PROBLEM DETAILS :: Repeat every record below exactly, leaving out the pictures.

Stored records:
· · · · ·
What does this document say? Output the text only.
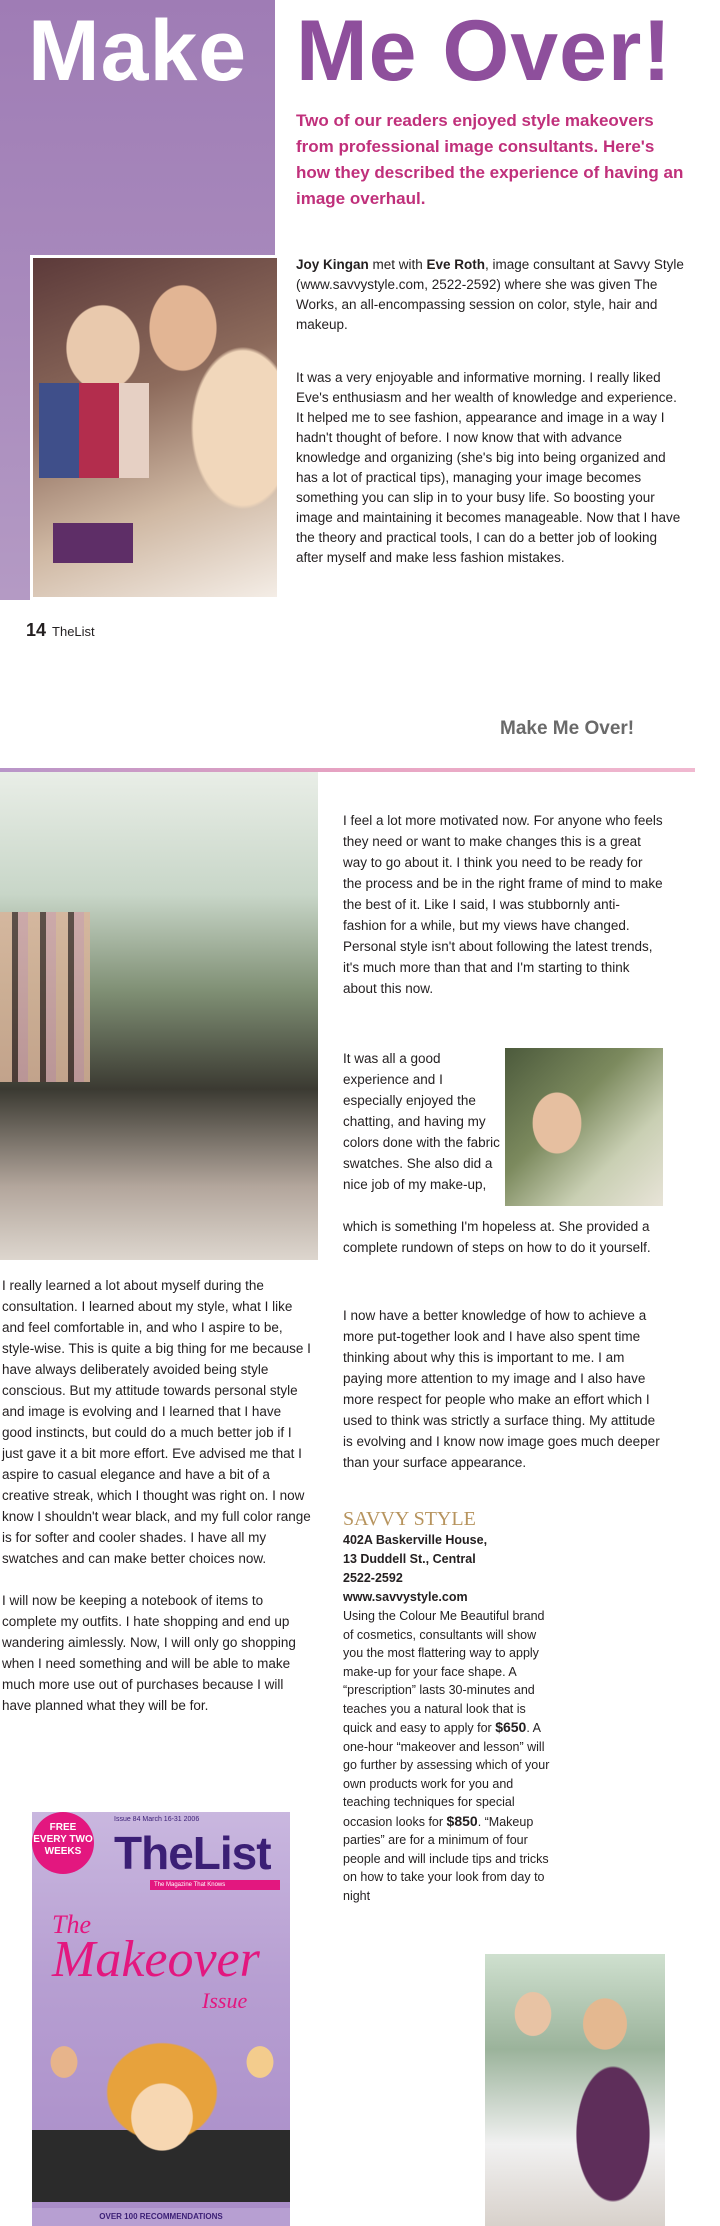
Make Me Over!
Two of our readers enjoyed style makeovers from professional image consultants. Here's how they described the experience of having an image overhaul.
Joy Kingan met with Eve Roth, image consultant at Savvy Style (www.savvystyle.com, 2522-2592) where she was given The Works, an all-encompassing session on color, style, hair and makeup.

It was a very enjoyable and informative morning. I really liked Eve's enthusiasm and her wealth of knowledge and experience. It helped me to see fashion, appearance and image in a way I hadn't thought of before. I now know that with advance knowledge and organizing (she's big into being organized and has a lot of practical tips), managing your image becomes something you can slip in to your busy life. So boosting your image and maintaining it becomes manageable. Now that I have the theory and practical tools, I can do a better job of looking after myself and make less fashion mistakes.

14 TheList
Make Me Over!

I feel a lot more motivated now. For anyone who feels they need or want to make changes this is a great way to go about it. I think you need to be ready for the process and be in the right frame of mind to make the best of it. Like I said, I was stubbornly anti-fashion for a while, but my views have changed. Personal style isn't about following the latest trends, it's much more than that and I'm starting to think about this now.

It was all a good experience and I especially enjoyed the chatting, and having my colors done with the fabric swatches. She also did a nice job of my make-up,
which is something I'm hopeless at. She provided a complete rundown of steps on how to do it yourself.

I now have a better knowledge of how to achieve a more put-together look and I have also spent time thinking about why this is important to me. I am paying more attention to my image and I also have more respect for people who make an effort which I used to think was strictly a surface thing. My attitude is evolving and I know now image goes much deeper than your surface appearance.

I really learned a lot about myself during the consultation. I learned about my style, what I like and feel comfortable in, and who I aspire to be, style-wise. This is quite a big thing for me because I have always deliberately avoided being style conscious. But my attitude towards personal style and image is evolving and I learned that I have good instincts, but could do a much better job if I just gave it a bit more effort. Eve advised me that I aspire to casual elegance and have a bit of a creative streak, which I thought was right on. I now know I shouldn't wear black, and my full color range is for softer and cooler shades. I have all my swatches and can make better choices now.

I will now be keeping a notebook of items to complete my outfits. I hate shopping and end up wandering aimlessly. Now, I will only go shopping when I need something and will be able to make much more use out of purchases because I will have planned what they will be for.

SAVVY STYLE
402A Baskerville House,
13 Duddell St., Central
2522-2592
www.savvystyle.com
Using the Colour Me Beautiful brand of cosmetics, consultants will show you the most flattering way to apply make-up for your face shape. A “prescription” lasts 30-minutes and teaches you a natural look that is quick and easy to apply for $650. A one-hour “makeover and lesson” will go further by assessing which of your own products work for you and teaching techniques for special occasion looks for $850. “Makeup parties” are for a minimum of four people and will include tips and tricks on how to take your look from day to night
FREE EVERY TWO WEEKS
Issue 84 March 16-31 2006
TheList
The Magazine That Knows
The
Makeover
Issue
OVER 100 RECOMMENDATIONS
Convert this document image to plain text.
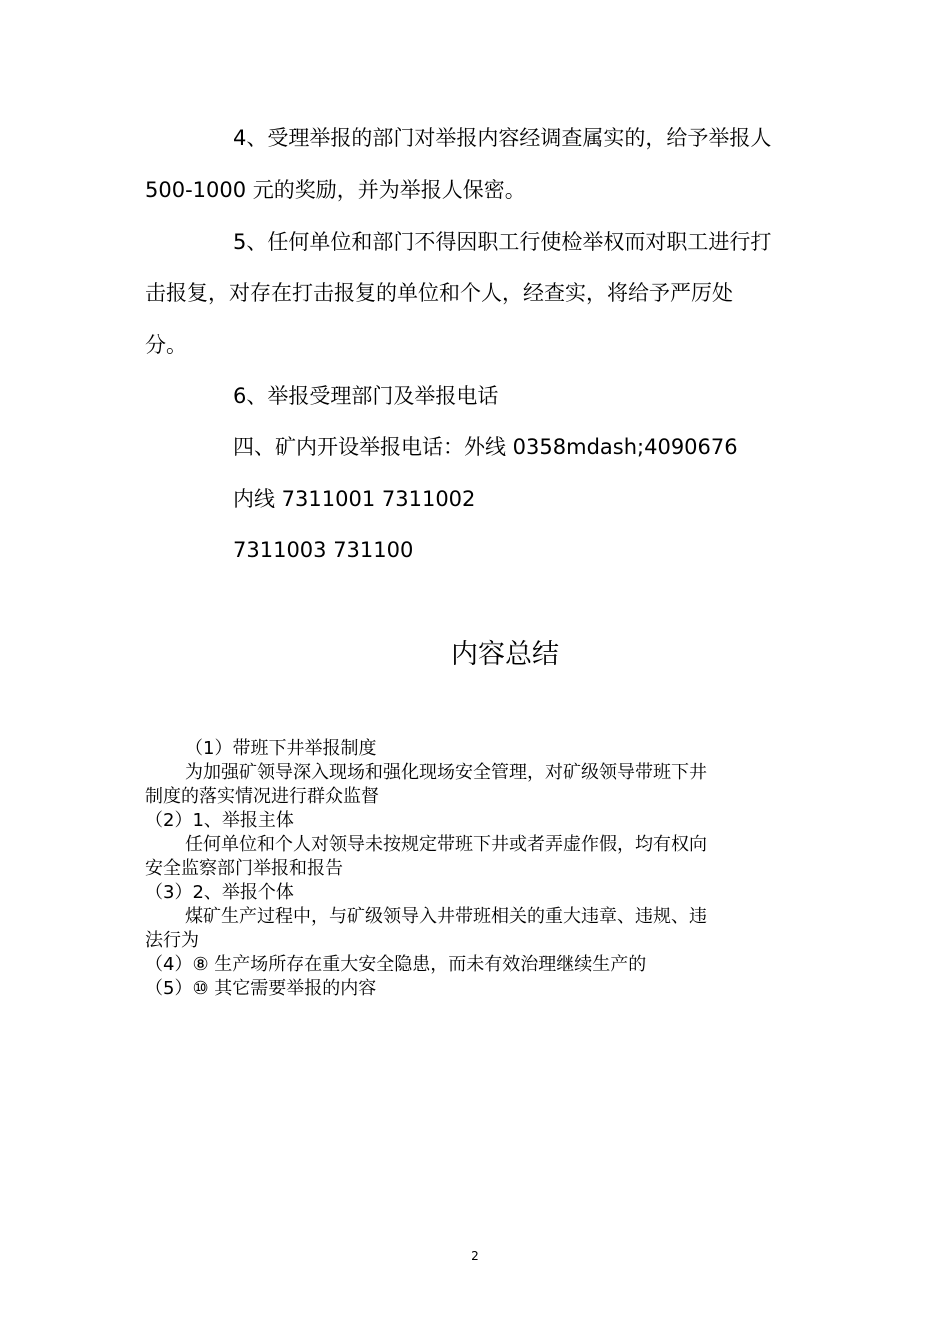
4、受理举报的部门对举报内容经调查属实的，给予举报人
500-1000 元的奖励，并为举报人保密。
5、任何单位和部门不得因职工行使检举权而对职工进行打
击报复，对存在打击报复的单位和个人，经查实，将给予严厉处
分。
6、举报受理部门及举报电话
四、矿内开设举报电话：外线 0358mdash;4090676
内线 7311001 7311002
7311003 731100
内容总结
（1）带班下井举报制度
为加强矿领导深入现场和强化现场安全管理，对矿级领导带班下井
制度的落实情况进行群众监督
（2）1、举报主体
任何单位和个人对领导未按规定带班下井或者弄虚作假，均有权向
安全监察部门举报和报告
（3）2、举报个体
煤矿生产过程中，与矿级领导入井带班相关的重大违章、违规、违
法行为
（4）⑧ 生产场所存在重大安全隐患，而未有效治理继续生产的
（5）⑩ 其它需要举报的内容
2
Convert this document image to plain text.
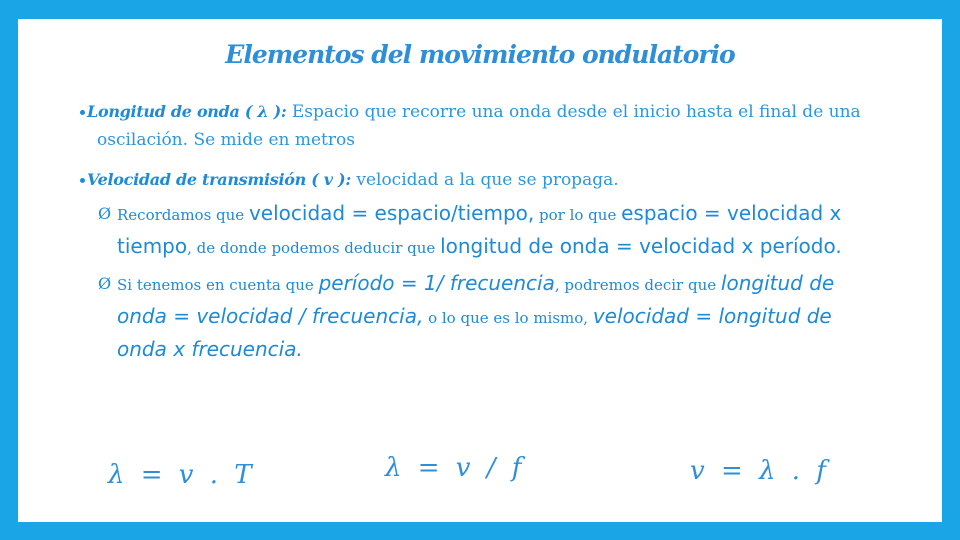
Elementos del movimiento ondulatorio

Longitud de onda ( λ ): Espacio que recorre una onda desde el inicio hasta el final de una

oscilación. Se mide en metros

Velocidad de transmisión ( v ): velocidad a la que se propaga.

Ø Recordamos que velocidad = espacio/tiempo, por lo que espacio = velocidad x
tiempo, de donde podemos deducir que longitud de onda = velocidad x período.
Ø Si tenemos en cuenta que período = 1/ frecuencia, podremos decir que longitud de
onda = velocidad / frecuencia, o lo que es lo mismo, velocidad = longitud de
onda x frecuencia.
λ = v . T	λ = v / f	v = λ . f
· · · · ·
FINISHED ANSWER ::
What does this document say? Output the text only.
Make Me Over!
Two of our readers enjoyed style makeovers from professional image consultants. Here's how they described the experience of having an image overhaul.
Joy Kingan met with Eve Roth, image consultant at Savvy Style (www.savvystyle.com, 2522-2592) where she was given The Works, an all-encompassing session on color, style, hair and makeup.

It was a very enjoyable and informative morning. I really liked Eve's enthusiasm and her wealth of knowledge and experience. It helped me to see fashion, appearance and image in a way I hadn't thought of before. I now know that with advance knowledge and organizing (she's big into being organized and has a lot of practical tips), managing your image becomes something you can slip in to your busy life. So boosting your image and maintaining it becomes manageable. Now that I have the theory and practical tools, I can do a better job of looking after myself and make less fashion mistakes.

14 TheList
Make Me Over!

I feel a lot more motivated now. For anyone who feels they need or want to make changes this is a great way to go about it. I think you need to be ready for the process and be in the right frame of mind to make the best of it. Like I said, I was stubbornly anti-fashion for a while, but my views have changed. Personal style isn't about following the latest trends, it's much more than that and I'm starting to think about this now.

It was all a good experience and I especially enjoyed the chatting, and having my colors done with the fabric swatches. She also did a nice job of my make-up,
which is something I'm hopeless at. She provided a complete rundown of steps on how to do it yourself.

I now have a better knowledge of how to achieve a more put-together look and I have also spent time thinking about why this is important to me. I am paying more attention to my image and I also have more respect for people who make an effort which I used to think was strictly a surface thing. My attitude is evolving and I know now image goes much deeper than your surface appearance.

I really learned a lot about myself during the consultation. I learned about my style, what I like and feel comfortable in, and who I aspire to be, style-wise. This is quite a big thing for me because I have always deliberately avoided being style conscious. But my attitude towards personal style and image is evolving and I learned that I have good instincts, but could do a much better job if I just gave it a bit more effort. Eve advised me that I aspire to casual elegance and have a bit of a creative streak, which I thought was right on. I now know I shouldn't wear black, and my full color range is for softer and cooler shades. I have all my swatches and can make better choices now.

I will now be keeping a notebook of items to complete my outfits. I hate shopping and end up wandering aimlessly. Now, I will only go shopping when I need something and will be able to make much more use out of purchases because I will have planned what they will be for.

SAVVY STYLE
402A Baskerville House,
13 Duddell St., Central
2522-2592
www.savvystyle.com
Using the Colour Me Beautiful brand of cosmetics, consultants will show you the most flattering way to apply make-up for your face shape. A “prescription” lasts 30-minutes and teaches you a natural look that is quick and easy to apply for $650. A one-hour “makeover and lesson” will go further by assessing which of your own products work for you and teaching techniques for special occasion looks for $850. “Makeup parties” are for a minimum of four people and will include tips and tricks on how to take your look from day to night
FREE EVERY TWO WEEKS
Issue 84 March 16-31 2006
TheList
The Magazine That Knows
The
Makeover
Issue
OVER 100 RECOMMENDATIONS
Convert this document image to plain text.
4、受理举报的部门对举报内容经调查属实的，给予举报人
500-1000 元的奖励，并为举报人保密。
5、任何单位和部门不得因职工行使检举权而对职工进行打
击报复，对存在打击报复的单位和个人，经查实，将给予严厉处
分。
6、举报受理部门及举报电话
四、矿内开设举报电话：外线 0358mdash;4090676
内线 7311001 7311002
7311003 731100
内容总结
（1）带班下井举报制度
为加强矿领导深入现场和强化现场安全管理，对矿级领导带班下井
制度的落实情况进行群众监督
（2）1、举报主体
任何单位和个人对领导未按规定带班下井或者弄虚作假，均有权向
安全监察部门举报和报告
（3）2、举报个体
煤矿生产过程中，与矿级领导入井带班相关的重大违章、违规、违
法行为
（4）⑧ 生产场所存在重大安全隐患，而未有效治理继续生产的
（5）⑩ 其它需要举报的内容
2
Convert this document image to plain text.
Elementos del movimiento ondulatorio

Longitud de onda ( λ ): Espacio que recorre una onda desde el inicio hasta el final de una

oscilación. Se mide en metros

Velocidad de transmisión ( v ): velocidad a la que se propaga.

Ø Recordamos que velocidad = espacio/tiempo, por lo que espacio = velocidad x
tiempo, de donde podemos deducir que longitud de onda = velocidad x período.
Ø Si tenemos en cuenta que período = 1/ frecuencia, podremos decir que longitud de
onda = velocidad / frecuencia, o lo que es lo mismo, velocidad = longitud de
onda x frecuencia.
λ = v . T	λ = v / f	v = λ . f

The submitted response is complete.